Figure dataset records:
------------------------------------------------------------

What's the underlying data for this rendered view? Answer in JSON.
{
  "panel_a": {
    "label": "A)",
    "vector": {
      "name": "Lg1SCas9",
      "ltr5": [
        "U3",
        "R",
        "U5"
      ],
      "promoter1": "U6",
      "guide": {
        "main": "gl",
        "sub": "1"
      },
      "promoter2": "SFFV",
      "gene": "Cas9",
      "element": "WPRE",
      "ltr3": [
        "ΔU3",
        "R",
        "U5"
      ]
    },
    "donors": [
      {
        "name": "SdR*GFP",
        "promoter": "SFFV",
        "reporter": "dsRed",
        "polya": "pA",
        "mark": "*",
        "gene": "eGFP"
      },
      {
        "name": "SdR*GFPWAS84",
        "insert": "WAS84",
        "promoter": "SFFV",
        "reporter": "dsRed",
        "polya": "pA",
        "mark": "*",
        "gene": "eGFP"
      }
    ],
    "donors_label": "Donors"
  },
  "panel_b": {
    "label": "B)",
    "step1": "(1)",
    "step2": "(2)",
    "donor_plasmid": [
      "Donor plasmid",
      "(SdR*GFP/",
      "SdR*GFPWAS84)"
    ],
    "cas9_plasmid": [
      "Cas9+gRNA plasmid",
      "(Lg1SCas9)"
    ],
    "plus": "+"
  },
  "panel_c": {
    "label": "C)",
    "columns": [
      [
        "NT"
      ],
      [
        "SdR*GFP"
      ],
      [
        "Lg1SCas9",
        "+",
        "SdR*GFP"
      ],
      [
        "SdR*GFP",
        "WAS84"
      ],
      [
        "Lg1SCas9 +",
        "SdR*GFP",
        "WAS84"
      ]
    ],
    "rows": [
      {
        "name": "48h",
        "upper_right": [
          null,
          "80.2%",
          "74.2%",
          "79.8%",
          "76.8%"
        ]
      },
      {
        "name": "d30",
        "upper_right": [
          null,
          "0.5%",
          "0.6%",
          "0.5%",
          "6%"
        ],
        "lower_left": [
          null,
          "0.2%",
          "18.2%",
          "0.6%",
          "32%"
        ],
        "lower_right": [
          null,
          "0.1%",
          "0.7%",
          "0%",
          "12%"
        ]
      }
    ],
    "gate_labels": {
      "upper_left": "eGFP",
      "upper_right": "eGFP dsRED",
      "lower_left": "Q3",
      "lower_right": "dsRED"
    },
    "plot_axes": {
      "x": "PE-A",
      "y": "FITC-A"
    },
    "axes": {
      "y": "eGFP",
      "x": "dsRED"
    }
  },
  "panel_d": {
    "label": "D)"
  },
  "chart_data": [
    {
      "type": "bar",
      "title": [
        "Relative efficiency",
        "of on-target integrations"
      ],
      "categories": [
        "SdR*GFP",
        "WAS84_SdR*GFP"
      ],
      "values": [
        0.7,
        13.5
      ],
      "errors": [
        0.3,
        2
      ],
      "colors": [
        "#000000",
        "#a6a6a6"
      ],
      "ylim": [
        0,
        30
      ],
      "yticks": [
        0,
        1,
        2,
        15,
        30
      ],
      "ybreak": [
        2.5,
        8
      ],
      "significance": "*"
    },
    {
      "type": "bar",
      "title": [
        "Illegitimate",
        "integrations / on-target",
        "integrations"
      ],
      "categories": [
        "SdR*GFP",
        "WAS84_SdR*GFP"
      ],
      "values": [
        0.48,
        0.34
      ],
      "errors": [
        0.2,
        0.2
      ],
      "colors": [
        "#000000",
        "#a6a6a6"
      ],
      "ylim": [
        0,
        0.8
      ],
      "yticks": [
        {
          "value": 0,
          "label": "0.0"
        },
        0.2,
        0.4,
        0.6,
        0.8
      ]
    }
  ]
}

------------------------------------------------------------

§ **To be done**
Reproduce all the data word for word.

§ **Response**
What's the underlying data for this rendered view? Answer in JSON.
{
  "panel_a": {
    "label": "A)",
    "vector": {
      "name": "Lg1SCas9",
      "ltr5": [
        "U3",
        "R",
        "U5"
      ],
      "promoter1": "U6",
      "guide": {
        "main": "gl",
        "sub": "1"
      },
      "promoter2": "SFFV",
      "gene": "Cas9",
      "element": "WPRE",
      "ltr3": [
        "ΔU3",
        "R",
        "U5"
      ]
    },
    "donors": [
      {
        "name": "SdR*GFP",
        "promoter": "SFFV",
        "reporter": "dsRed",
        "polya": "pA",
        "mark": "*",
        "gene": "eGFP"
      },
      {
        "name": "SdR*GFPWAS84",
        "insert": "WAS84",
        "promoter": "SFFV",
        "reporter": "dsRed",
        "polya": "pA",
        "mark": "*",
        "gene": "eGFP"
      }
    ],
    "donors_label": "Donors"
  },
  "panel_b": {
    "label": "B)",
    "step1": "(1)",
    "step2": "(2)",
    "donor_plasmid": [
      "Donor plasmid",
      "(SdR*GFP/",
      "SdR*GFPWAS84)"
    ],
    "cas9_plasmid": [
      "Cas9+gRNA plasmid",
      "(Lg1SCas9)"
    ],
    "plus": "+"
  },
  "panel_c": {
    "label": "C)",
    "columns": [
      [
        "NT"
      ],
      [
        "SdR*GFP"
      ],
      [
        "Lg1SCas9",
        "+",
        "SdR*GFP"
      ],
      [
        "SdR*GFP",
        "WAS84"
      ],
      [
        "Lg1SCas9 +",
        "SdR*GFP",
        "WAS84"
      ]
    ],
    "rows": [
      {
        "name": "48h",
        "upper_right": [
          null,
          "80.2%",
          "74.2%",
          "79.8%",
          "76.8%"
        ]
      },
      {
        "name": "d30",
        "upper_right": [
          null,
          "0.5%",
          "0.6%",
          "0.5%",
          "6%"
        ],
        "lower_left": [
          null,
          "0.2%",
          "18.2%",
          "0.6%",
          "32%"
        ],
        "lower_right": [
          null,
          "0.1%",
          "0.7%",
          "0%",
          "12%"
        ]
      }
    ],
    "gate_labels": {
      "upper_left": "eGFP",
      "upper_right": "eGFP dsRED",
      "lower_left": "Q3",
      "lower_right": "dsRED"
    },
    "plot_axes": {
      "x": "PE-A",
      "y": "FITC-A"
    },
    "axes": {
      "y": "eGFP",
      "x": "dsRED"
    }
  },
  "panel_d": {
    "label": "D)"
  },
  "chart_data": [
    {
      "type": "bar",
      "title": [
        "Relative efficiency",
        "of on-target integrations"
      ],
      "categories": [
        "SdR*GFP",
        "WAS84_SdR*GFP"
      ],
      "values": [
        0.7,
        13.5
      ],
      "errors": [
        0.3,
        2
      ],
      "colors": [
        "#000000",
        "#a6a6a6"
      ],
      "ylim": [
        0,
        30
      ],
      "yticks": [
        0,
        1,
        2,
        15,
        30
      ],
      "ybreak": [
        2.5,
        8
      ],
      "significance": "*"
    },
    {
      "type": "bar",
      "title": [
        "Illegitimate",
        "integrations / on-target",
        "integrations"
      ],
      "categories": [
        "SdR*GFP",
        "WAS84_SdR*GFP"
      ],
      "values": [
        0.48,
        0.34
      ],
      "errors": [
        0.2,
        0.2
      ],
      "colors": [
        "#000000",
        "#a6a6a6"
      ],
      "ylim": [
        0,
        0.8
      ],
      "yticks": [
        {
          "value": 0,
          "label": "0.0"
        },
        0.2,
        0.4,
        0.6,
        0.8
      ]
    }
  ]
}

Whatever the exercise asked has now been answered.